◆ Required task ◆
Print out each record below, unaltered and complete, without its images.

▼

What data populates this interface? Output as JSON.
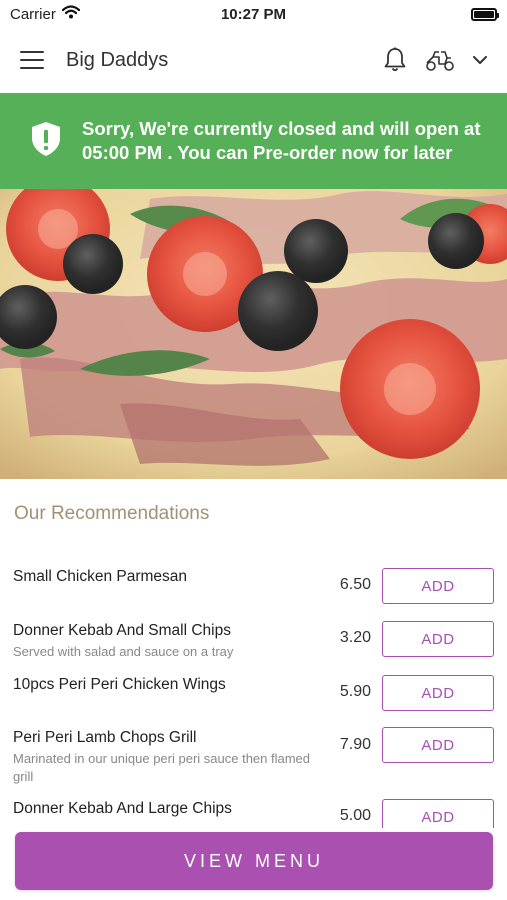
{
  "status_bar": {
    "carrier": "Carrier",
    "time": "10:27 PM"
  },
  "header": {
    "title": "Big Daddys",
    "icons": [
      "menu-icon",
      "bell-icon",
      "scooter-icon",
      "chevron-down-icon"
    ]
  },
  "banner": {
    "text": "Sorry, We're currently closed and will open at 05:00 PM . You can Pre-order now for later",
    "icon": "shield-exclamation-icon",
    "color": "#55b057"
  },
  "recommendations": {
    "title": "Our Recommendations",
    "add_label": "ADD",
    "items": [
      {
        "name": "Small Chicken Parmesan",
        "description": "",
        "price": "6.50"
      },
      {
        "name": "Donner Kebab And Small Chips",
        "description": "Served with salad and sauce on a tray",
        "price": "3.20"
      },
      {
        "name": "10pcs Peri Peri Chicken Wings",
        "description": "",
        "price": "5.90"
      },
      {
        "name": "Peri Peri Lamb Chops Grill",
        "description": "Marinated in our unique peri peri sauce then flamed grill",
        "price": "7.90"
      },
      {
        "name": "Donner Kebab And Large Chips",
        "description": "",
        "price": "5.00"
      }
    ]
  },
  "footer": {
    "view_menu_label": "VIEW MENU"
  },
  "colors": {
    "accent": "#a950b1",
    "banner": "#55b057",
    "section_title": "#a39176"
  }
}
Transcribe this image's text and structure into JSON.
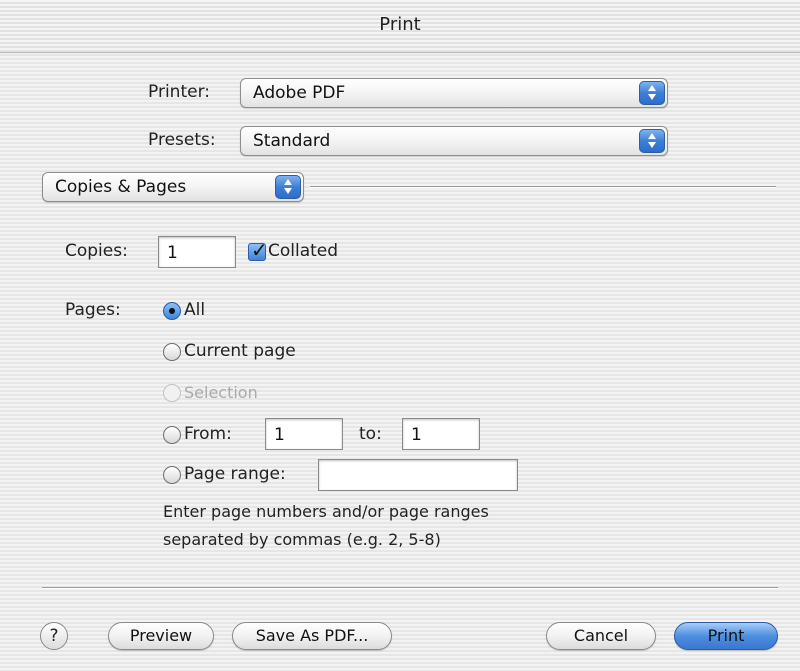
{
  "window": {
    "title": "Print"
  },
  "printer": {
    "label": "Printer:",
    "value": "Adobe PDF"
  },
  "presets": {
    "label": "Presets:",
    "value": "Standard"
  },
  "panel": {
    "value": "Copies & Pages"
  },
  "copies": {
    "label": "Copies:",
    "value": "1",
    "collated_label": "Collated",
    "collated_checked": true
  },
  "pages": {
    "label": "Pages:",
    "options": {
      "all": "All",
      "current": "Current page",
      "selection": "Selection",
      "from": "From:",
      "to": "to:",
      "range": "Page range:"
    },
    "from_value": "1",
    "to_value": "1",
    "range_value": "",
    "selected": "all",
    "hint_line1": "Enter page numbers and/or page ranges",
    "hint_line2": "separated by commas (e.g. 2, 5-8)"
  },
  "buttons": {
    "help": "?",
    "preview": "Preview",
    "save_pdf": "Save As PDF...",
    "cancel": "Cancel",
    "print": "Print"
  }
}
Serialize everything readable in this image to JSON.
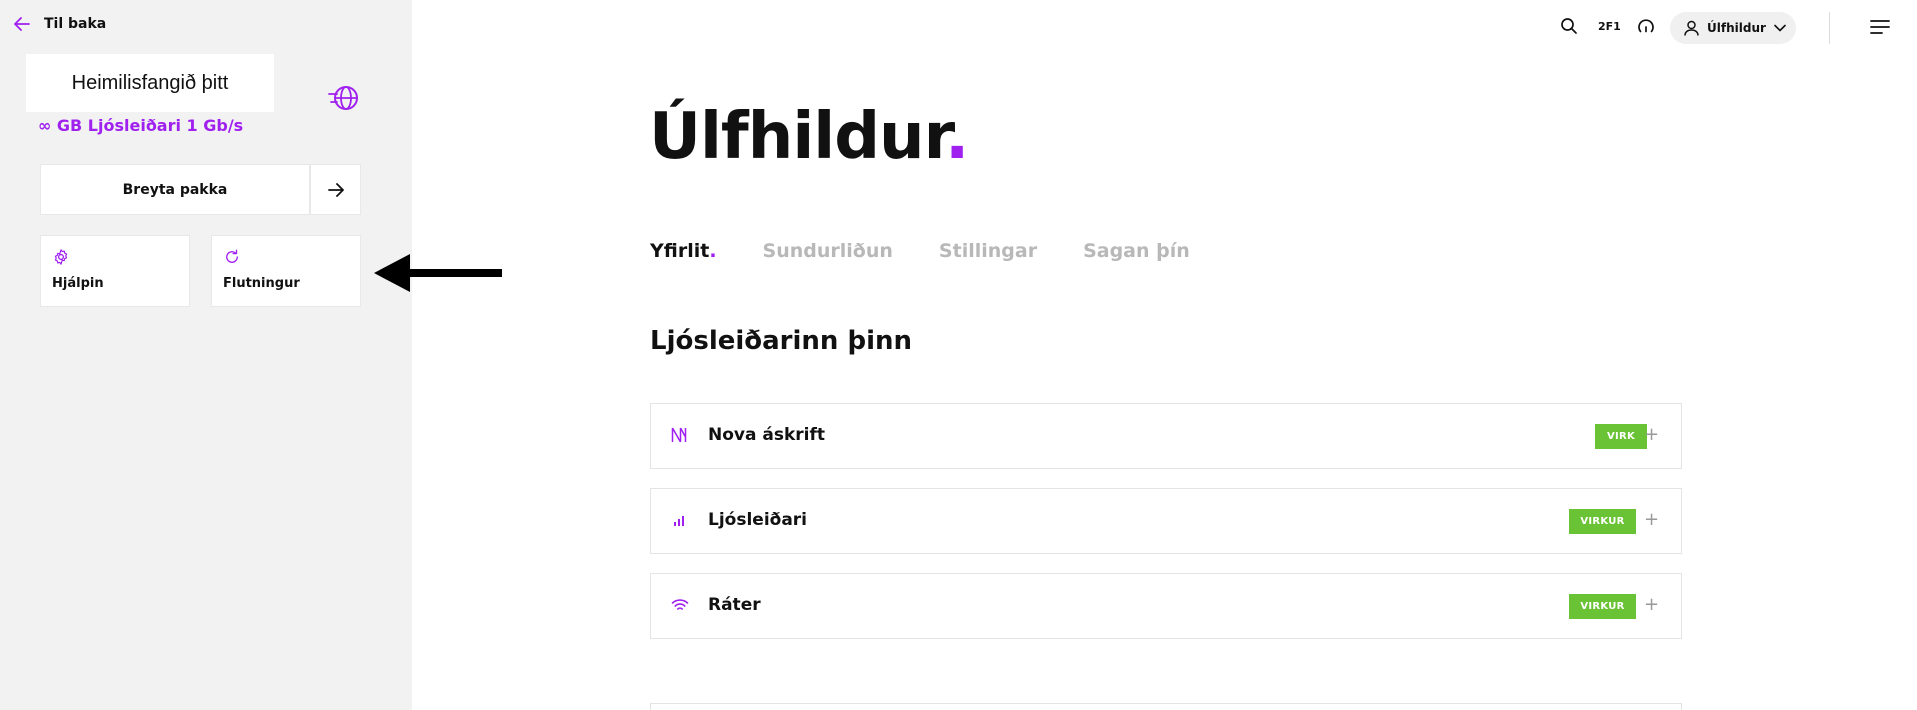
{
  "sidebar": {
    "back_label": "Til baka",
    "address_label": "Heimilisfangið þitt",
    "plan_label": "∞ GB Ljósleiðari 1 Gb/s",
    "change_button_label": "Breyta pakka",
    "tiles": [
      {
        "label": "Hjálpin",
        "icon": "gear-icon"
      },
      {
        "label": "Flutningur",
        "icon": "refresh-icon"
      }
    ]
  },
  "header": {
    "twofone_label": "2F1",
    "user_name": "Úlfhildur"
  },
  "main": {
    "title": "Úlfhildur",
    "title_dot": ".",
    "tabs": [
      {
        "label": "Yfirlit",
        "active": true
      },
      {
        "label": "Sundurliðun",
        "active": false
      },
      {
        "label": "Stillingar",
        "active": false
      },
      {
        "label": "Sagan þín",
        "active": false
      }
    ],
    "section_title": "Ljósleiðarinn þinn",
    "cards": [
      {
        "name": "Nova áskrift",
        "status": "VIRK",
        "icon": "nova-logo-icon"
      },
      {
        "name": "Ljósleiðari",
        "status": "VIRKUR",
        "icon": "signal-bars-icon"
      },
      {
        "name": "Ráter",
        "status": "VIRKUR",
        "icon": "wifi-icon"
      }
    ]
  },
  "colors": {
    "accent": "#a020f0",
    "status_green": "#6ac235",
    "sidebar_bg": "#f2f2f2"
  }
}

▲

◆ Result ◆
What data populates this interface? Output as JSON.
{
  "status_bar": {
    "carrier": "Carrier",
    "time": "10:27 PM"
  },
  "header": {
    "title": "Big Daddys",
    "icons": [
      "menu-icon",
      "bell-icon",
      "scooter-icon",
      "chevron-down-icon"
    ]
  },
  "banner": {
    "text": "Sorry, We're currently closed and will open at 05:00 PM . You can Pre-order now for later",
    "icon": "shield-exclamation-icon",
    "color": "#55b057"
  },
  "recommendations": {
    "title": "Our Recommendations",
    "add_label": "ADD",
    "items": [
      {
        "name": "Small Chicken Parmesan",
        "description": "",
        "price": "6.50"
      },
      {
        "name": "Donner Kebab And Small Chips",
        "description": "Served with salad and sauce on a tray",
        "price": "3.20"
      },
      {
        "name": "10pcs Peri Peri Chicken Wings",
        "description": "",
        "price": "5.90"
      },
      {
        "name": "Peri Peri Lamb Chops Grill",
        "description": "Marinated in our unique peri peri sauce then flamed grill",
        "price": "7.90"
      },
      {
        "name": "Donner Kebab And Large Chips",
        "description": "",
        "price": "5.00"
      }
    ]
  },
  "footer": {
    "view_menu_label": "VIEW MENU"
  },
  "colors": {
    "accent": "#a950b1",
    "banner": "#55b057",
    "section_title": "#a39176"
  }
}
Transcribe this image's text and structure into JSON.
{
  "window": {
    "title": "Print"
  },
  "printer": {
    "label": "Printer:",
    "value": "Adobe PDF"
  },
  "presets": {
    "label": "Presets:",
    "value": "Standard"
  },
  "panel": {
    "value": "Copies & Pages"
  },
  "copies": {
    "label": "Copies:",
    "value": "1",
    "collated_label": "Collated",
    "collated_checked": true
  },
  "pages": {
    "label": "Pages:",
    "options": {
      "all": "All",
      "current": "Current page",
      "selection": "Selection",
      "from": "From:",
      "to": "to:",
      "range": "Page range:"
    },
    "from_value": "1",
    "to_value": "1",
    "range_value": "",
    "selected": "all",
    "hint_line1": "Enter page numbers and/or page ranges",
    "hint_line2": "separated by commas (e.g. 2, 5-8)"
  },
  "buttons": {
    "help": "?",
    "preview": "Preview",
    "save_pdf": "Save As PDF...",
    "cancel": "Cancel",
    "print": "Print"
  }
}
Serialize everything readable in this image to JSON.
{
  "sidebar": {
    "back_label": "Til baka",
    "address_label": "Heimilisfangið þitt",
    "plan_label": "∞ GB Ljósleiðari 1 Gb/s",
    "change_button_label": "Breyta pakka",
    "tiles": [
      {
        "label": "Hjálpin",
        "icon": "gear-icon"
      },
      {
        "label": "Flutningur",
        "icon": "refresh-icon"
      }
    ]
  },
  "header": {
    "twofone_label": "2F1",
    "user_name": "Úlfhildur"
  },
  "main": {
    "title": "Úlfhildur",
    "title_dot": ".",
    "tabs": [
      {
        "label": "Yfirlit",
        "active": true
      },
      {
        "label": "Sundurliðun",
        "active": false
      },
      {
        "label": "Stillingar",
        "active": false
      },
      {
        "label": "Sagan þín",
        "active": false
      }
    ],
    "section_title": "Ljósleiðarinn þinn",
    "cards": [
      {
        "name": "Nova áskrift",
        "status": "VIRK",
        "icon": "nova-logo-icon"
      },
      {
        "name": "Ljósleiðari",
        "status": "VIRKUR",
        "icon": "signal-bars-icon"
      },
      {
        "name": "Ráter",
        "status": "VIRKUR",
        "icon": "wifi-icon"
      }
    ]
  },
  "colors": {
    "accent": "#a020f0",
    "status_green": "#6ac235",
    "sidebar_bg": "#f2f2f2"
  }
}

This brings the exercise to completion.